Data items
* start *

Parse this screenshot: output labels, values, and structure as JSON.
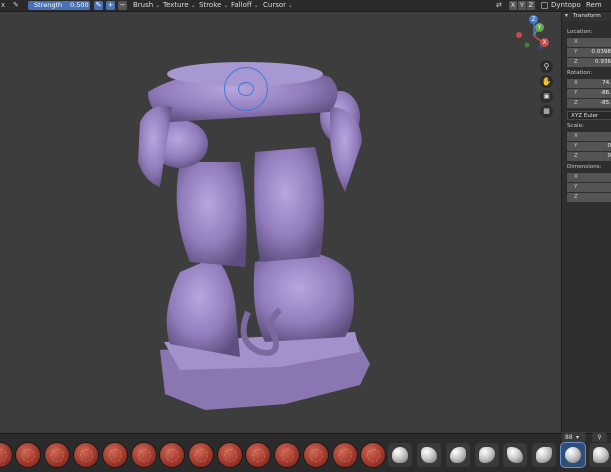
{
  "toolbar": {
    "strength_label": "Strength",
    "strength_value": "0.500",
    "menus": [
      "Brush",
      "Texture",
      "Stroke",
      "Falloff",
      "Cursor"
    ],
    "axes": [
      "X",
      "Y",
      "Z"
    ],
    "dyntopo_label": "Dyntopo",
    "remesh_label": "Rem"
  },
  "npanel": {
    "section_title": "Transform",
    "location": {
      "label": "Location:",
      "x": "",
      "y": "0.0398",
      "z": "0.936"
    },
    "rotation": {
      "label": "Rotation:",
      "x": "74.",
      "y": "-86.",
      "z": "-85.",
      "mode": "XYZ Euler"
    },
    "scale": {
      "label": "Scale:",
      "x": "",
      "y": "0",
      "z": "0"
    },
    "dimensions": {
      "label": "Dimensions:",
      "x": "",
      "y": "",
      "z": ""
    },
    "axis_letters": [
      "X",
      "Y",
      "Z"
    ]
  },
  "gizmo": {
    "x": "X",
    "y": "Y",
    "z": "Z"
  },
  "brushbar": {
    "collection_label": "88"
  },
  "colors": {
    "accent": "#4772b3",
    "viewport_bg": "#3d3d3d",
    "sculpt_mesh": "#9a87c4",
    "brush_red": "#b33c2e"
  }
}
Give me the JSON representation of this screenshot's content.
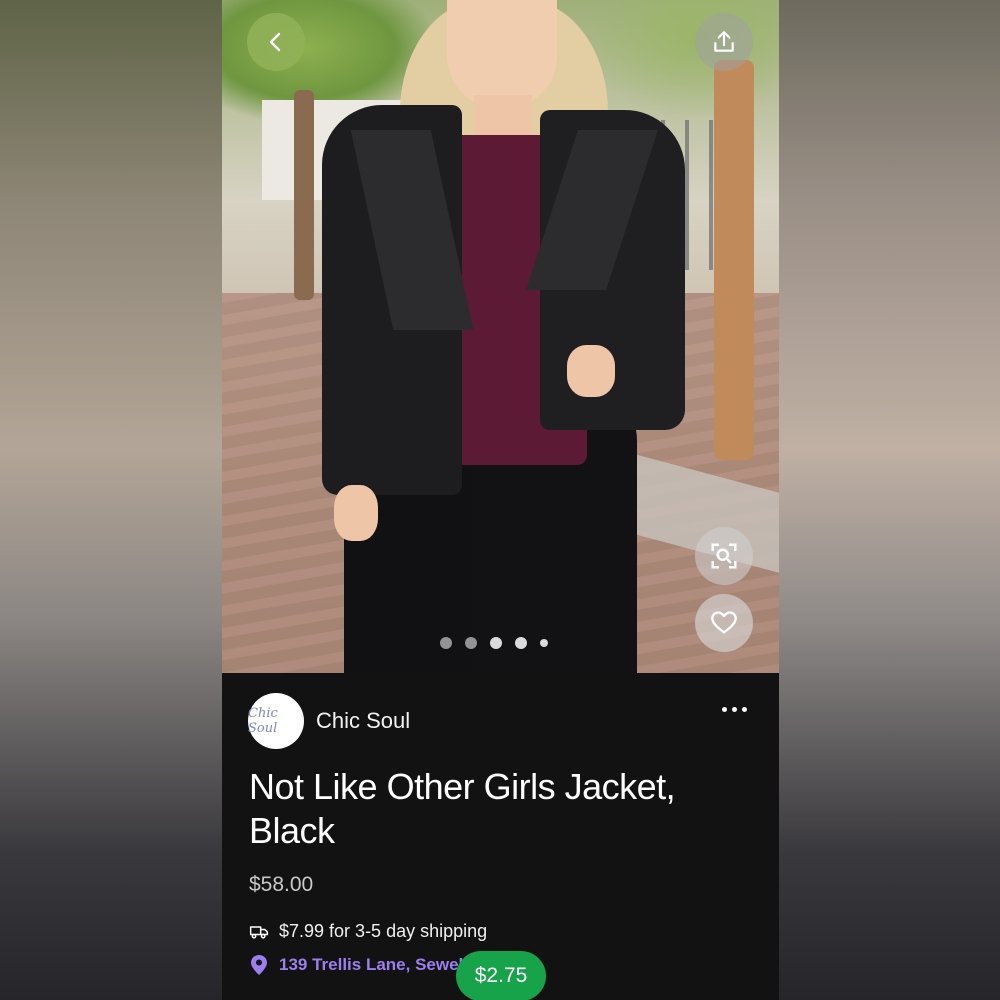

* end *

## GOAL OF THE EXERCISE
Which lines above contain the word "this"? Copy each of them.

## RESULT
Parse this screenshot: output labels, values, and structure as JSON.
Give me the JSON representation of this screenshot's content.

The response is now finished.